DOCUMENT SECTION:
______________________________

The MC simulation program was implemented in C using the photon packet principle outlined in Ref. 22. The light source was modeled as a collimated beam with a radius of $2.5\mathrm{mm}$ , and the detectors were assumed to collect all photons that hit the surface of the phantom at a distance of up to $2.5\mathrm{mm}$ from the marked detector position. Internal reflections were modeled. $1\times {10}^9$ photon packets were launched at each source position. The phase and amplitude at a modulation frequency of $100\mathrm{MHz}$ were calculated using the Fourier transform.

2.3.

Phantoms

The two imaging systems were tested using a pair of solid cylindrical phantoms, which have the same external geometry and identical background optical properties. The phantoms were made from a mixture of ${\mathrm{TiO}}_2$ particles and NIR-absorbing dye (ICI Projet 900NP) within epoxy resin.²³ Each phantom has a diameter of $69.25\mathrm{mm}$ and a height of $110\mathrm{mm}$ .

Both phantoms were designed to have optical properties of ${\mu }_s^{\prime }=1\pm 0.1{\mathrm{mm}}^{-1}$ and ${\mu }_a=0.01\pm 0.001{\mathrm{mm}}^{-1}$ at a nominal wavelength of $800\mathrm{nm}$ , and the expected optical properties of the background at the experimental wavelength $780\mathrm{nm}$ are ${\mu }_a=0.0097{\mathrm{mm}}^{-1}$ and ${\mu }_s^{\prime }=1.04{\mathrm{mm}}^{-1}$ . The index of refraction $n$ is 1.56, and the anisotropy factor $g$ is approximately 0.5.

______________________________

GIVEN INSTRUCTION A:
In the phantoms section, what refractive index is given for the phantoms?

INPUT RECORDS:
______________________________

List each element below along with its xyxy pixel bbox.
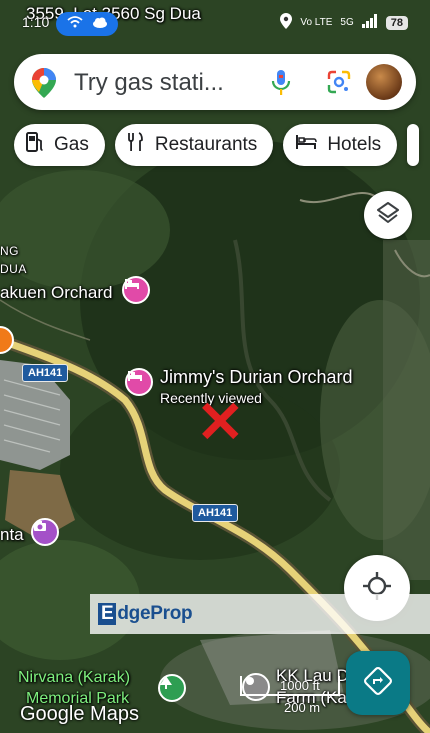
bed-icon[interactable] [125,368,153,396]
edgeprop-watermark: EdgeProp [90,594,430,634]
camera-icon[interactable] [31,518,59,546]
category-chips: Gas Restaurants Hotels [14,124,420,166]
layers-icon [376,201,400,230]
chip-hotels[interactable]: Hotels [283,124,398,166]
fork-knife-icon [127,132,145,158]
bed-icon [295,134,318,156]
map-scale: 1000 ft 200 m [240,676,340,715]
chip-more[interactable] [407,124,420,166]
cloud-icon [92,15,108,33]
scale-meters: 200 m [284,700,321,715]
google-lens-icon[interactable] [326,69,352,100]
bed-icon[interactable] [122,276,150,304]
map-label-left-poi[interactable]: nta [0,525,24,545]
hotspot-indicator [56,12,118,36]
google-maps-logo: Google Maps [20,703,139,725]
tree-icon[interactable] [158,674,186,702]
signal-bars-icon [361,14,378,31]
chip-label: Hotels [327,134,382,155]
chip-gas[interactable]: Gas [14,124,105,166]
microphone-icon[interactable] [270,69,292,102]
map-label-area-top: NG [0,244,19,258]
layers-button[interactable] [364,191,412,239]
status-bar: 1:10 Vo LTE 5G 78 [0,0,430,40]
profile-avatar[interactable] [366,64,402,100]
gas-pump-icon [26,132,44,158]
wifi-icon [66,15,83,33]
search-bar[interactable]: Try gas stati... [14,54,416,110]
search-input[interactable]: Try gas stati... [74,69,224,97]
directions-button[interactable] [346,651,410,715]
directions-icon [364,666,392,700]
map-label-memorial-line1[interactable]: Nirvana (Karak) [18,669,130,687]
maps-pin-icon [32,68,56,103]
map-label-area-bottom: DUA [0,262,27,276]
close-x-marker-icon: ✕ [196,390,245,455]
chip-restaurants[interactable]: Restaurants [114,124,274,166]
scale-feet: 1000 ft [280,678,320,693]
poi-title-jimmys-durian-orchard[interactable]: Jimmy's Durian Orchard [160,367,352,388]
volte-indicator: Vo LTE [300,17,333,28]
battery-indicator: 78 [385,15,408,30]
chip-label: Gas [54,134,89,155]
chip-label: Restaurants [154,134,258,155]
road-shield-ah141: AH141 [22,364,69,382]
status-indicators: Vo LTE 5G 78 [280,13,408,32]
status-time: 1:10 [22,14,50,30]
location-icon [280,13,293,32]
edgeprop-logo: EdgeProp [98,603,193,625]
signal-5g-indicator: 5G [340,17,354,28]
map-label-orchard[interactable]: akuen Orchard [0,283,112,303]
road-shield-ah141: AH141 [192,504,239,522]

______________________________

GIVEN INSTRUCTION B:
Render the entries from the line with "bed-icon[interactable] [125,368,153,396]" up to and including the line with "google-lens-icon[interactable] [326,69,352,100]" as a Markdown table with the columns Row and Entry, omitting blank lines.

WRITTEN ANSWER A:
1.56

WRITTEN ANSWER B:
| Row | Entry |
|---|---|
| 1 | bed-icon[interactable] [125,368,153,396] |
| 2 | edgeprop-watermark: EdgeProp [90,594,430,634] |
| 3 | camera-icon[interactable] [31,518,59,546] |
| 4 | category-chips: Gas Restaurants Hotels [14,124,420,166] |
| 5 | layers-icon [376,201,400,230] |
| 6 | chip-hotels[interactable]: Hotels [283,124,398,166] |
| 7 | fork-knife-icon [127,132,145,158] |
| 8 | bed-icon [295,134,318,156] |
| 9 | map-scale: 1000 ft 200 m [240,676,340,715] |
| 10 | chip-more[interactable] [407,124,420,166] |
| 11 | cloud-icon [92,15,108,33] |
| 12 | scale-meters: 200 m [284,700,321,715] |
| 13 | google-lens-icon[interactable] [326,69,352,100] |